## [Your objective]
Please print every record below exactly as it appears.

Rows from a dataset:

--------

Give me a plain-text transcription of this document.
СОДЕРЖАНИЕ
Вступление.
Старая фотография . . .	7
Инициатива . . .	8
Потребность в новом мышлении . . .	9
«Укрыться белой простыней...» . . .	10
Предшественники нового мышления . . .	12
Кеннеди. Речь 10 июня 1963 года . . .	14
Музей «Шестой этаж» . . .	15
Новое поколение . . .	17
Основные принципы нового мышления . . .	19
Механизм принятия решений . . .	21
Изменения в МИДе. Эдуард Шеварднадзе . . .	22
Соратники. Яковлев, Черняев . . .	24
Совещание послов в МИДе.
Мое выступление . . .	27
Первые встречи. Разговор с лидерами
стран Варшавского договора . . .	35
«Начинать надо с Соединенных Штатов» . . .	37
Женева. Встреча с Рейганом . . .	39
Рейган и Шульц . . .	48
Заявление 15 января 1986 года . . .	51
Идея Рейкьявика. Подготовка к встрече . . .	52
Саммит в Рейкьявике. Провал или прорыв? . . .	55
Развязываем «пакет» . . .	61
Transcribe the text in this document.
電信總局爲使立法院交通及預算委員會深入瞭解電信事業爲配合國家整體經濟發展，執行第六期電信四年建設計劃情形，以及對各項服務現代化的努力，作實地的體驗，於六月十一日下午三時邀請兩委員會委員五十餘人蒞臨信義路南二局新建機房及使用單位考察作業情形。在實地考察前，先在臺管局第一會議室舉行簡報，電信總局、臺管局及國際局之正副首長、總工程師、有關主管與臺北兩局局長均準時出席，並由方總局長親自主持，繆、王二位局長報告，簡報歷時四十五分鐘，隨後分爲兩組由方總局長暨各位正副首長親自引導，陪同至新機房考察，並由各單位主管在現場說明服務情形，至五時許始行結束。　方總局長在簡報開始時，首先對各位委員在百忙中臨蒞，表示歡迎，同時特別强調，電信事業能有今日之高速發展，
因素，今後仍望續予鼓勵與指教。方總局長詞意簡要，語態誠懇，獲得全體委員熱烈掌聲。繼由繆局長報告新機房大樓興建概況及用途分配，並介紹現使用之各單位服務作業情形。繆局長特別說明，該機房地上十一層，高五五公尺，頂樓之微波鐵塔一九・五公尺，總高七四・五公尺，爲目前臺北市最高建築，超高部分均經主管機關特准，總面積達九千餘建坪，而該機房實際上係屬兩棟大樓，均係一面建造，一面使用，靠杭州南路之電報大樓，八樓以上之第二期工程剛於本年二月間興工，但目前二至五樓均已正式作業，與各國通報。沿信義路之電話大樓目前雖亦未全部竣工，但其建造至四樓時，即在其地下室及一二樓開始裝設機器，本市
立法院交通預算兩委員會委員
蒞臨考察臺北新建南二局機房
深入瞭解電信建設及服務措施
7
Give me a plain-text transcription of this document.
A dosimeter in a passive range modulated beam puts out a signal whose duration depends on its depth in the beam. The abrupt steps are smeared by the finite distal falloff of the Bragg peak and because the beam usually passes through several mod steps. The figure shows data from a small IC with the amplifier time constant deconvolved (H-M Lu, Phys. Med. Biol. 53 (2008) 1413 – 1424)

--------

## [Solved exercise]
Give me a plain-text transcription of this document.
СОДЕРЖАНИЕ
Вступление.
Старая фотография . . .	7
Инициатива . . .	8
Потребность в новом мышлении . . .	9
«Укрыться белой простыней...» . . .	10
Предшественники нового мышления . . .	12
Кеннеди. Речь 10 июня 1963 года . . .	14
Музей «Шестой этаж» . . .	15
Новое поколение . . .	17
Основные принципы нового мышления . . .	19
Механизм принятия решений . . .	21
Изменения в МИДе. Эдуард Шеварднадзе . . .	22
Соратники. Яковлев, Черняев . . .	24
Совещание послов в МИДе.
Мое выступление . . .	27
Первые встречи. Разговор с лидерами
стран Варшавского договора . . .	35
«Начинать надо с Соединенных Штатов» . . .	37
Женева. Встреча с Рейганом . . .	39
Рейган и Шульц . . .	48
Заявление 15 января 1986 года . . .	51
Идея Рейкьявика. Подготовка к встрече . . .	52
Саммит в Рейкьявике. Провал или прорыв? . . .	55
Развязываем «пакет» . . .	61
Transcribe the text in this document.
電信總局爲使立法院交通及預算委員會深入瞭解電信事業爲配合國家整體經濟發展，執行第六期電信四年建設計劃情形，以及對各項服務現代化的努力，作實地的體驗，於六月十一日下午三時邀請兩委員會委員五十餘人蒞臨信義路南二局新建機房及使用單位考察作業情形。在實地考察前，先在臺管局第一會議室舉行簡報，電信總局、臺管局及國際局之正副首長、總工程師、有關主管與臺北兩局局長均準時出席，並由方總局長親自主持，繆、王二位局長報告，簡報歷時四十五分鐘，隨後分爲兩組由方總局長暨各位正副首長親自引導，陪同至新機房考察，並由各單位主管在現場說明服務情形，至五時許始行結束。　方總局長在簡報開始時，首先對各位委員在百忙中臨蒞，表示歡迎，同時特別强調，電信事業能有今日之高速發展，
因素，今後仍望續予鼓勵與指教。方總局長詞意簡要，語態誠懇，獲得全體委員熱烈掌聲。繼由繆局長報告新機房大樓興建概況及用途分配，並介紹現使用之各單位服務作業情形。繆局長特別說明，該機房地上十一層，高五五公尺，頂樓之微波鐵塔一九・五公尺，總高七四・五公尺，爲目前臺北市最高建築，超高部分均經主管機關特准，總面積達九千餘建坪，而該機房實際上係屬兩棟大樓，均係一面建造，一面使用，靠杭州南路之電報大樓，八樓以上之第二期工程剛於本年二月間興工，但目前二至五樓均已正式作業，與各國通報。沿信義路之電話大樓目前雖亦未全部竣工，但其建造至四樓時，即在其地下室及一二樓開始裝設機器，本市
立法院交通預算兩委員會委員
蒞臨考察臺北新建南二局機房
深入瞭解電信建設及服務措施
7
Give me a plain-text transcription of this document.
A dosimeter in a passive range modulated beam puts out a signal whose duration depends on its depth in the beam. The abrupt steps are smeared by the finite distal falloff of the Bragg peak and because the beam usually passes through several mod steps. The figure shows data from a small IC with the amplifier time constant deconvolved (H-M Lu, Phys. Med. Biol. 53 (2008) 1413 – 1424)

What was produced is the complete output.